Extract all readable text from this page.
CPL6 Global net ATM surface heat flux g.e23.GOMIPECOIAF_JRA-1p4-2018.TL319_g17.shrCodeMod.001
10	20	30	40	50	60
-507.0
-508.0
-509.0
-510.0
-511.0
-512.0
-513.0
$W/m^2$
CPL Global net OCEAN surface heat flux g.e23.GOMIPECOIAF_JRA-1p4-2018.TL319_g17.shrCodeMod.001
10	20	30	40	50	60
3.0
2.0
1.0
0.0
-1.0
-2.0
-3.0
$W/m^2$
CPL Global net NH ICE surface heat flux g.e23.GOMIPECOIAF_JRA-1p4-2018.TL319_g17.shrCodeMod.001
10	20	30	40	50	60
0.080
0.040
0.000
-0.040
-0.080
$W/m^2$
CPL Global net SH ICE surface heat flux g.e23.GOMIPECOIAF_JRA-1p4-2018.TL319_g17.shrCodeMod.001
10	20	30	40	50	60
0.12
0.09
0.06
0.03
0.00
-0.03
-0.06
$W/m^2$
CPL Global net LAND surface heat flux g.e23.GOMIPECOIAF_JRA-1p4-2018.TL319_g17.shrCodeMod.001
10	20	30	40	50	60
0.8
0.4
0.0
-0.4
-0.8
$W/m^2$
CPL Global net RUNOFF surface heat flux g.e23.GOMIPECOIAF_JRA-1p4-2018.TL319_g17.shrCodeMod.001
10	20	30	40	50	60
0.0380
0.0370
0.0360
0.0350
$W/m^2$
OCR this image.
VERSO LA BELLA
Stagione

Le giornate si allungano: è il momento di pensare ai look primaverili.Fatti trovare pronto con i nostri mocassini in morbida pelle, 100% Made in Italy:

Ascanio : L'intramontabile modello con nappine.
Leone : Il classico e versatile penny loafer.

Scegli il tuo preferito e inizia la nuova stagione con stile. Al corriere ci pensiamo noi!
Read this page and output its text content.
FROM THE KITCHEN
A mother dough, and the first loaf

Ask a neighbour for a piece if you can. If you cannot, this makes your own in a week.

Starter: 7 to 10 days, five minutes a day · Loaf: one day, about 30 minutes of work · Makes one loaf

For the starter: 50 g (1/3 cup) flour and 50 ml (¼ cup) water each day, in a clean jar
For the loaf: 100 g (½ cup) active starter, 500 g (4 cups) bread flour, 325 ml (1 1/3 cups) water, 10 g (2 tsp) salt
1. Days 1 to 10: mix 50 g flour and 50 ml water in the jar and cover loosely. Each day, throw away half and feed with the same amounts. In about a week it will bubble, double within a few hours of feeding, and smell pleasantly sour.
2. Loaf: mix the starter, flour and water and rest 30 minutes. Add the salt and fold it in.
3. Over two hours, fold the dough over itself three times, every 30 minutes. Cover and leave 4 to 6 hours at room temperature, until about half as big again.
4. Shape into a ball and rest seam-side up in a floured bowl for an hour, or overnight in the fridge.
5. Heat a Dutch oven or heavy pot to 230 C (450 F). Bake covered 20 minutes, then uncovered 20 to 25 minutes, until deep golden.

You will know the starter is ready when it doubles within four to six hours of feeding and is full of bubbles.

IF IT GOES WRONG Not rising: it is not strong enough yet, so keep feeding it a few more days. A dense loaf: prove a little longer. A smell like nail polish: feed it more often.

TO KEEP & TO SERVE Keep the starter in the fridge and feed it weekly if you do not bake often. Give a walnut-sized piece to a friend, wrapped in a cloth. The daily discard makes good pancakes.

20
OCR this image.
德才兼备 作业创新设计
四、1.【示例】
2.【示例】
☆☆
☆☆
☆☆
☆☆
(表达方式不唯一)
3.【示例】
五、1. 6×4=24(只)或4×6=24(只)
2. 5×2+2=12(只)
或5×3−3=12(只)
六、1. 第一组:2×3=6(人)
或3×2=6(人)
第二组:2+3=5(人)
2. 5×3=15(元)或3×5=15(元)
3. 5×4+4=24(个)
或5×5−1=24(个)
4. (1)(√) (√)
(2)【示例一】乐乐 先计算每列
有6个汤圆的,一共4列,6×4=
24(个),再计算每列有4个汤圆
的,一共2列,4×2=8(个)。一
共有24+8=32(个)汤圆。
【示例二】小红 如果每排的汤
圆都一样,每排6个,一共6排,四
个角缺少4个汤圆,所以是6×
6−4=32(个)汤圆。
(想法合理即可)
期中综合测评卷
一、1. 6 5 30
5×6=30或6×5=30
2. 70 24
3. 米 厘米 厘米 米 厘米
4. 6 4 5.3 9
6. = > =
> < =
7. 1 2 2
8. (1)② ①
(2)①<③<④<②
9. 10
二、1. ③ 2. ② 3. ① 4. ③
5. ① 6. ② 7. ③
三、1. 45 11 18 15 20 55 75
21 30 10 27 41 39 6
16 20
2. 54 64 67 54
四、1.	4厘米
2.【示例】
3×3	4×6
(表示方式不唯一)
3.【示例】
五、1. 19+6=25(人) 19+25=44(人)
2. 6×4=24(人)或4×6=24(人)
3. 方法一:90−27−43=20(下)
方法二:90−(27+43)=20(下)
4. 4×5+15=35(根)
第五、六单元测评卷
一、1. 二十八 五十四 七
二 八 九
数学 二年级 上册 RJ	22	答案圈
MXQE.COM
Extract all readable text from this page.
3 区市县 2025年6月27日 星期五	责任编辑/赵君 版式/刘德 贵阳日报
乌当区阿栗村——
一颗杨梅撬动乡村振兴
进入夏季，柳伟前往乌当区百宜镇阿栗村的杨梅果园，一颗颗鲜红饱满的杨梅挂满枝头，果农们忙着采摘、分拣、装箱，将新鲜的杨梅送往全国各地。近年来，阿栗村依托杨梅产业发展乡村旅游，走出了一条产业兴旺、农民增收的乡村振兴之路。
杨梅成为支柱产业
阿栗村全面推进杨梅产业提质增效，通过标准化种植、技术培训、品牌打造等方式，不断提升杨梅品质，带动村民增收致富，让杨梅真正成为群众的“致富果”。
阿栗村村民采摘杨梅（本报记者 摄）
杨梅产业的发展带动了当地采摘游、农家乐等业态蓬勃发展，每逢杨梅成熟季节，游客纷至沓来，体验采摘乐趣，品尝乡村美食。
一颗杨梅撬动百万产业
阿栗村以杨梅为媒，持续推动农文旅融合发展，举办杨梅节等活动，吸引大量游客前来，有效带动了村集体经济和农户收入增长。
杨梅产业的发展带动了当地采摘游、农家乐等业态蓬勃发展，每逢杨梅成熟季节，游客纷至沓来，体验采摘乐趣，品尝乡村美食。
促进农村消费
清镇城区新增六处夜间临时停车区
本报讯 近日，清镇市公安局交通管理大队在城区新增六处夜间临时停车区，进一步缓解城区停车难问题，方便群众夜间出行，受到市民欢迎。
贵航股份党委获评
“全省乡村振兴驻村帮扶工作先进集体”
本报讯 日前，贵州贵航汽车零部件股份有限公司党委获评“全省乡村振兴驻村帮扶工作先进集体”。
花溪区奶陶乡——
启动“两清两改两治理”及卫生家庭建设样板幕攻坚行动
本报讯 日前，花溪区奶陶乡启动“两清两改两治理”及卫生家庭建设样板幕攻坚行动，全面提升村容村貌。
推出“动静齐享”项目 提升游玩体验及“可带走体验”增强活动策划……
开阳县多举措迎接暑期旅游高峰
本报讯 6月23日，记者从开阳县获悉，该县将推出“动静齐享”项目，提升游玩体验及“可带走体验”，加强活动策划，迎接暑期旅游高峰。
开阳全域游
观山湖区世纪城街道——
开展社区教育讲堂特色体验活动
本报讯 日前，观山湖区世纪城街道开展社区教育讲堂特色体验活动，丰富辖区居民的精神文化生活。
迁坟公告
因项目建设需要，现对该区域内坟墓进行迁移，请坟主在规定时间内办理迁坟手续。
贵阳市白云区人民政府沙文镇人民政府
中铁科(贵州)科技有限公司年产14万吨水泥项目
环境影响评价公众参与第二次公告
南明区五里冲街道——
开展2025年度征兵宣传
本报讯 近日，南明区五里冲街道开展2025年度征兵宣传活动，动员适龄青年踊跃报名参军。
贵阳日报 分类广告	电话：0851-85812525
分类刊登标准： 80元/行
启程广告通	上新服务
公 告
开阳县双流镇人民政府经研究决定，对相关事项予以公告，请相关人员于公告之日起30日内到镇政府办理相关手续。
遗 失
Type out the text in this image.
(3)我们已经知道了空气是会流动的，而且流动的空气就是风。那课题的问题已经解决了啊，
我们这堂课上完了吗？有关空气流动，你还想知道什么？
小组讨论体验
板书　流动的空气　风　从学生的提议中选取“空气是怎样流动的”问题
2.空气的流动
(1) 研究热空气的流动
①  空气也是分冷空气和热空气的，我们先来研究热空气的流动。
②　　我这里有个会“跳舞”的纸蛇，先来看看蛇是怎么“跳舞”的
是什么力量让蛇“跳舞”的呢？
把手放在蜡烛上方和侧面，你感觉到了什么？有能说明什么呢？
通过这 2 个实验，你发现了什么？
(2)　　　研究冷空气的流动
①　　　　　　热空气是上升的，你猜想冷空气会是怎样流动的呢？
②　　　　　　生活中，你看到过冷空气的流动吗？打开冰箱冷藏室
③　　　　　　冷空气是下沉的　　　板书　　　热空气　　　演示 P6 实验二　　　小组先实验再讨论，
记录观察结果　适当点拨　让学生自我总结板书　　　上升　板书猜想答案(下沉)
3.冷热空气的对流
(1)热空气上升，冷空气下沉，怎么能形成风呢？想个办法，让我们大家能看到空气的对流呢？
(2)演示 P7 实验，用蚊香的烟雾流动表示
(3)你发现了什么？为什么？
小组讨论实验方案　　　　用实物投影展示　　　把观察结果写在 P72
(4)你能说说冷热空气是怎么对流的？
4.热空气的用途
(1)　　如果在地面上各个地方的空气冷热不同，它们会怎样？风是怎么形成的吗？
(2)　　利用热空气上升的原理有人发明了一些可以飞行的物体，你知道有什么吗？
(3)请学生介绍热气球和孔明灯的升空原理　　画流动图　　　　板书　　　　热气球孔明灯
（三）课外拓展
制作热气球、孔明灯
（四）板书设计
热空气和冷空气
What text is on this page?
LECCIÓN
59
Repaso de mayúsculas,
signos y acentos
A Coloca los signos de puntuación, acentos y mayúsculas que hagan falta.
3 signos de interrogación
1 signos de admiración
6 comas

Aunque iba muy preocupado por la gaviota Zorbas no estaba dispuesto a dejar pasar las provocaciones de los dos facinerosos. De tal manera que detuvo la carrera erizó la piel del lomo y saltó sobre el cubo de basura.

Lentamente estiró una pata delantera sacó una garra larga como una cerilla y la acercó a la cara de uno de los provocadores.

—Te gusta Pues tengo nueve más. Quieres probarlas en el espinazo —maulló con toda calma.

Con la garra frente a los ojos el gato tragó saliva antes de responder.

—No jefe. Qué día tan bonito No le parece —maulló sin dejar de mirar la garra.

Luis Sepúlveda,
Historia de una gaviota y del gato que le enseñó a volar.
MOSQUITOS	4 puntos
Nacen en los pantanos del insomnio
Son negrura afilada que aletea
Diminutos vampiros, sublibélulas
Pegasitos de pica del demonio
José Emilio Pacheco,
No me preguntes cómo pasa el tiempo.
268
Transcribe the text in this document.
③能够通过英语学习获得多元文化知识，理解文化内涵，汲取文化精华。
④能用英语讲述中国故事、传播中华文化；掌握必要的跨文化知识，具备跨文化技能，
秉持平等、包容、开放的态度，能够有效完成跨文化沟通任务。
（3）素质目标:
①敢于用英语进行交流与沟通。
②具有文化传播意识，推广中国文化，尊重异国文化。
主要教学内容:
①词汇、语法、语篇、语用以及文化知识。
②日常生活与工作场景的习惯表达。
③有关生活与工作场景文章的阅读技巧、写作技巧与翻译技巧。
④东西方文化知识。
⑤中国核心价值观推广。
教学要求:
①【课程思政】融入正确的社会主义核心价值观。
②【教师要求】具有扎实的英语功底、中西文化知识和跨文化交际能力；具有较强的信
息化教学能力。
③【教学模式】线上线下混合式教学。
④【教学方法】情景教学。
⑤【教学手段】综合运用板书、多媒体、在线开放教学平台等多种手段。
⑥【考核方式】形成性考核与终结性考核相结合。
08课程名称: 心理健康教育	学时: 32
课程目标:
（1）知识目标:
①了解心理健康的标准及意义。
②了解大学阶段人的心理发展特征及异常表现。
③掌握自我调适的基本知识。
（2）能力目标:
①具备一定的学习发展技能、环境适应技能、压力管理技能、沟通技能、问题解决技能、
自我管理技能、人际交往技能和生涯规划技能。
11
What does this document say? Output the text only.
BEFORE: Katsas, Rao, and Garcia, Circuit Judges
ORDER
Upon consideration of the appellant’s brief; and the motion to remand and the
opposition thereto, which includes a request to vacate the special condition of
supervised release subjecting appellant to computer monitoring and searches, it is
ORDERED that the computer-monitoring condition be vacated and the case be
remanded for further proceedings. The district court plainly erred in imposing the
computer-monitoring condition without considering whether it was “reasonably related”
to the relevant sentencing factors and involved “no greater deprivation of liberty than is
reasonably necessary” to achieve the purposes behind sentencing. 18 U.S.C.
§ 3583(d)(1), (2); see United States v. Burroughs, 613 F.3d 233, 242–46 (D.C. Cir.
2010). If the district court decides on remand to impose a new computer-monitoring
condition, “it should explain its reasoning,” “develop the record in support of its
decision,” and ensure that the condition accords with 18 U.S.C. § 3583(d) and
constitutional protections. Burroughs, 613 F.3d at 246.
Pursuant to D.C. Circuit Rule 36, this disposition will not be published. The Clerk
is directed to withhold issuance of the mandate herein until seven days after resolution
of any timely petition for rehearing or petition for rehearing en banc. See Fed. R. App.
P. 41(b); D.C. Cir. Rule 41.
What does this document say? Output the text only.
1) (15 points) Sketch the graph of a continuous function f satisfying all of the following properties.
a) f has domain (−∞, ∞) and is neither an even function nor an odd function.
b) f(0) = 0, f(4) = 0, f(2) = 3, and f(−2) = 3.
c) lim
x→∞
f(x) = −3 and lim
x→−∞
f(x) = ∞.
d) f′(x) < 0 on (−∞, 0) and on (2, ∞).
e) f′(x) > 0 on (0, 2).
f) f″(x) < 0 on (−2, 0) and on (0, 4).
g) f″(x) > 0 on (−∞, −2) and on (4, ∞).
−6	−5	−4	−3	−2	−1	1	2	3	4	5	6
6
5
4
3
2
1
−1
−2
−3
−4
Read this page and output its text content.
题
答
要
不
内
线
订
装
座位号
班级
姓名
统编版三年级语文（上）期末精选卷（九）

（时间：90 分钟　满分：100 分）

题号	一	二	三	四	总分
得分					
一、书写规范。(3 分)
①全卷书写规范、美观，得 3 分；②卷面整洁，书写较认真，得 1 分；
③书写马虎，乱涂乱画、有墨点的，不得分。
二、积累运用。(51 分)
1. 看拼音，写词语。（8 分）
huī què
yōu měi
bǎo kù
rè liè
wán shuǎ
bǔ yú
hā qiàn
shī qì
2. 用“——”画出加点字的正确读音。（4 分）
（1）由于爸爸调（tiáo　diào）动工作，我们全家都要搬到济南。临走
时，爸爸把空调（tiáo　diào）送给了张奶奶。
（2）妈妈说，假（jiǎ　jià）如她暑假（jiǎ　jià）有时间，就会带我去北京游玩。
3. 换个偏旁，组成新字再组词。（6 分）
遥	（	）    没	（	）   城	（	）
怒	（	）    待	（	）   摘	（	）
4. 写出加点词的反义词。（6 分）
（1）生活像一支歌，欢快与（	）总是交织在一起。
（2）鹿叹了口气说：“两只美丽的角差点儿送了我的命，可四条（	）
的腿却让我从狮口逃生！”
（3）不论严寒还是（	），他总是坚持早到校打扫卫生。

EXERCISE TASK - Copy every line above that includes the string "及卫生家庭建设样板幕攻坚行动".

SOLUTION TO THIS PROBLEM -
启动“两清两改两治理”及卫生家庭建设样板幕攻坚行动
本报讯 日前，花溪区奶陶乡启动“两清两改两治理”及卫生家庭建设样板幕攻坚行动，全面提升村容村貌。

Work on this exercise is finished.